WORK TO BE COMPLETED:
Below is some material; set it all down exactly, apart from the pictures.

SOURCE RECORDS:
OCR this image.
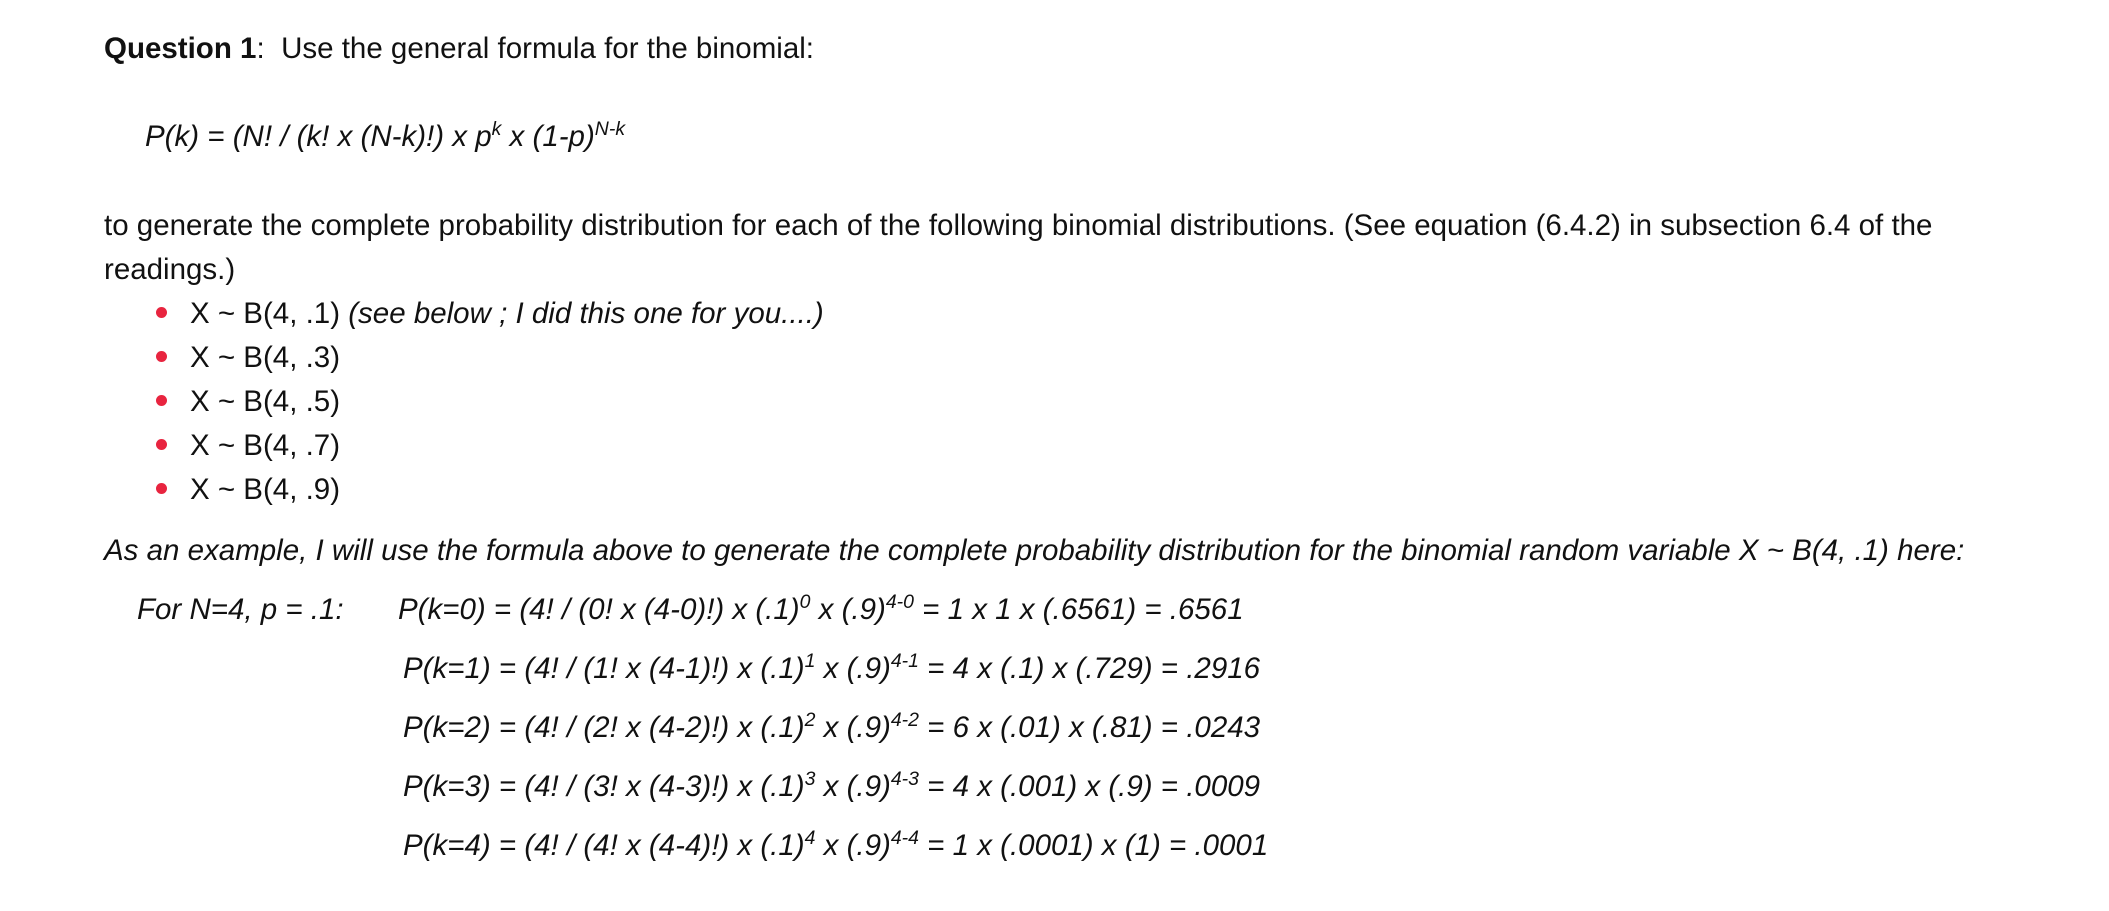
Question 1: Use the general formula for the binomial:
P(k) = (N! / (k! x (N-k)!) x $p^k$ x $(1-p)^{N-k}$
to generate the complete probability distribution for each of the following binomial distributions. (See equation (6.4.2) in subsection 6.4 of the
readings.)
X ~ B(4, .1) (see below ; I did this one for you....)
X ~ B(4, .3)
X ~ B(4, .5)
X ~ B(4, .7)
X ~ B(4, .9)
As an example, I will use the formula above to generate the complete probability distribution for the binomial random variable X ~ B(4, .1) here:
For N=4, p = .1: P(k=0) = (4! / (0! x (4-0)!) x $(.1)^0$ x $(.9)^{4-0} = 1$ x 1 x (.6561) = .6561
P(k=1) = (4! / (1! x (4-1)!) x $(.1)^1$ x $(.9)^{4-1} = 4$ x (.1) x (.729) = .2916
P(k=2) = (4! / (2! x (4-2)!) x $(.1)^2$ x $(.9)^{4-2} = 6$ x (.01) x (.81) = .0243
P(k=3) = (4! / (3! x (4-3)!) x $(.1)^3$ x $(.9)^{4-3} = 4$ x (.001) x (.9) = .0009
P(k=4) = (4! / (4! x (4-4)!) x $(.1)^4$ x $(.9)^{4-4} = 1$ x (.0001) x (1) = .0001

EXERCISE RESULT:
OCR this image.
Question 1: Use the general formula for the binomial:
P(k) = (N! / (k! x (N-k)!) x $p^k$ x $(1-p)^{N-k}$
to generate the complete probability distribution for each of the following binomial distributions. (See equation (6.4.2) in subsection 6.4 of the
readings.)
X ~ B(4, .1) (see below ; I did this one for you....)
X ~ B(4, .3)
X ~ B(4, .5)
X ~ B(4, .7)
X ~ B(4, .9)
As an example, I will use the formula above to generate the complete probability distribution for the binomial random variable X ~ B(4, .1) here:
For N=4, p = .1: P(k=0) = (4! / (0! x (4-0)!) x $(.1)^0$ x $(.9)^{4-0} = 1$ x 1 x (.6561) = .6561
P(k=1) = (4! / (1! x (4-1)!) x $(.1)^1$ x $(.9)^{4-1} = 4$ x (.1) x (.729) = .2916
P(k=2) = (4! / (2! x (4-2)!) x $(.1)^2$ x $(.9)^{4-2} = 6$ x (.01) x (.81) = .0243
P(k=3) = (4! / (3! x (4-3)!) x $(.1)^3$ x $(.9)^{4-3} = 4$ x (.001) x (.9) = .0009
P(k=4) = (4! / (4! x (4-4)!) x $(.1)^4$ x $(.9)^{4-4} = 1$ x (.0001) x (1) = .0001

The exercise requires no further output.